**What to do**
1. In the article on the Supreme Court's arbitration ruling, which justice wrote for the majority?
2. Summarize the article on the Supreme Court's arbitration ruling in two sentences.
3. List the case names of the three cases that the article on the Supreme Court's arbitration ruling says the court addressed in its decision.

**Selected excerpt**
Supreme Court OKs Arbitration Agreements Waiving Employees’ Right to Join a Class Action

Employers’ victory doesn’t have to be loss for employees if arbitrator is neutral

Allen Smith, J.D. By Allen Smith, J.D. May 21, 2018
Supreme Court OKs Arbitration Agreements Waiving Employees’ Right to Join a Class Action

​Employers won a major victory May 21 when the Supreme Court upheld class-action waivers in arbitration agreements. The ruling gives businesses the power to stop employees from banding together to file claims for work-related issues. Instead, each employee must file an individual arbitration claim when a suspected violation arises. 

Employers establishing class-action waivers in light of the decision should frame their arbitration programs in a way that points out the benefits to employees, said Noah Hanft, president and CEO of alternative dispute resolution think tank The International Institute for Conflict Prevention & Resolution, in New York City.

However, dissenting in the 5-4 decision, Justice Ruth Bader Ginsburg called on Congress to legislatively overturn the Supreme Court's ruling. She predicted, "The inevitable result of today's decision will be the underenforcement of federal and state statutes designed to advance the well-being of vulnerable workers."


In Epic Systems Corp. v. Lewis, the high court "eliminated the single biggest employment-law risk," class actions, said Ron Chapman Jr., an attorney with Ogletree Deakins in Dallas.

The court addressed three cases in this decision:

  • A collective action against Murphy Oil USA Inc., which operates retail gas stations, alleging that the company violated the Fair Labor Standards Act (FLSA). The 5th U.S. Circuit Court of Appeals granted the company's motion to dismiss the collective action and compel arbitration, rejecting the National Labor Relations Board's (NLRB's) argument that the National Labor Relations Act (NLRA) bans class-action waivers in arbitration agreements (NLRB v. Murphy Oil USA Inc.).
  • A wage and hour collective action against Epic Systems, a health care software company, alleging that it violated the FLSA by misclassifying technical writers as exempt. The 7th U.S. Circuit Court of Appeals denied Epic's motion to compel arbitration (Epic Systems Corp. v. Lewis).
  • A collective action claiming that Ernst & Young violated the FLSA and California labor laws by misclassifying employees to deny them overtime wages. The 9th U.S. Circuit Court of Appeals held that the employer violated the NLRA by requiring employees to sign an arbitration agreement precluding them from bringing a wage and hour class action (Ernst & Young LLP v. Morris).

Writing for the Supreme Court's majority, Justice Neil Gorsuch wrote that neither the Federal Arbitration Act (FAA) nor the NLRA made arbitration agreements' class-action waivers unlawful. By attacking the individualized nature of the arbitration proceedings, the plaintiffs sought to interfere with one of arbitration's fundamental attributes—speed.

Moreover, Section 7 of the NLRA does not expressly approve or disapprove arbitration. It does not hint at displacing the FAA, which strongly favors arbitration. The notion that Section 7 confers a right to class or collective actions seems unlikely when those procedures were hardly known when the NLRA was adopted in 1935, the court observed. The modern class action didn't exist until 1966. Class arbitration didn't emerge until later, and the FLSA's collective-action provision was enacted after Section 7.

While some forms of group litigation existed even in 1935, Section 7's failure to mention them only reinforces that the statute doesn't address such procedures, according to the court.

In many cases over many years, this court has heard and rejected efforts to conjure conflicts between the FAA and other federal statutes, the court observed.

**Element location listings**
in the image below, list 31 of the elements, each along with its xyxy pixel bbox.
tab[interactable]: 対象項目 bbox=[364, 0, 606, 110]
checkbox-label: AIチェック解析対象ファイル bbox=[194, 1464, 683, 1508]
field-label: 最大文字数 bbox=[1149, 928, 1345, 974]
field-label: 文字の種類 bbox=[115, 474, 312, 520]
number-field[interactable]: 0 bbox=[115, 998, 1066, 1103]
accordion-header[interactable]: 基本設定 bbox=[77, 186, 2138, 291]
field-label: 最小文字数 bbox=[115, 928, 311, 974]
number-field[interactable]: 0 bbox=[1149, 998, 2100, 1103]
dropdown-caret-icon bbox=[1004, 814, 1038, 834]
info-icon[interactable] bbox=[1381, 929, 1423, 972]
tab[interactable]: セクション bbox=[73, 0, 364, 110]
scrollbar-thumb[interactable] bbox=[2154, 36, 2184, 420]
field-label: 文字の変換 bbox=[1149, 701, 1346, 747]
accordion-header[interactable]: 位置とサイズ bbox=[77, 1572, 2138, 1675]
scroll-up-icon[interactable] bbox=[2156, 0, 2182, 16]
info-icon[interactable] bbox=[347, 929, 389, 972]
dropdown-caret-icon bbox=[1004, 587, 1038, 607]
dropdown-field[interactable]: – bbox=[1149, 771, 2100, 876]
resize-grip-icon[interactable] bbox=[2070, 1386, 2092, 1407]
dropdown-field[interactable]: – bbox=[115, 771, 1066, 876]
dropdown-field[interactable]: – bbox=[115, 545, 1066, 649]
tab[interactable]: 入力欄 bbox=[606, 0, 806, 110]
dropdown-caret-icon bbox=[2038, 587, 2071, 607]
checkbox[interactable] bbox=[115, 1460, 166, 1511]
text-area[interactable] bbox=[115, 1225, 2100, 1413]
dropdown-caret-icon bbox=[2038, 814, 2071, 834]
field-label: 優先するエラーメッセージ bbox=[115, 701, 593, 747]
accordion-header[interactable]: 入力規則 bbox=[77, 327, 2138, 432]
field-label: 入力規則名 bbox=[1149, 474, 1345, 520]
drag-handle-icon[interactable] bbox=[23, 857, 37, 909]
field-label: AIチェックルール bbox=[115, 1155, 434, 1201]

**Completed exercise**
1. Justice Neil Gorsuch

2. On May 21, 2018, the Supreme Court upheld, 5-4, class-action waivers in arbitration agreements, so employers can require each employee to file an individual arbitration claim instead of joining with others. Writing for the majority, Justice Neil Gorsuch found that neither the Federal Arbitration Act nor the National Labor Relations Act made such waivers unlawful, while Justice Ruth Bader Ginsburg dissented and called on Congress to overturn the ruling.

3.
NLRB v. Murphy Oil USA Inc.
Epic Systems Corp. v. Lewis
Ernst & Young LLP v. Morris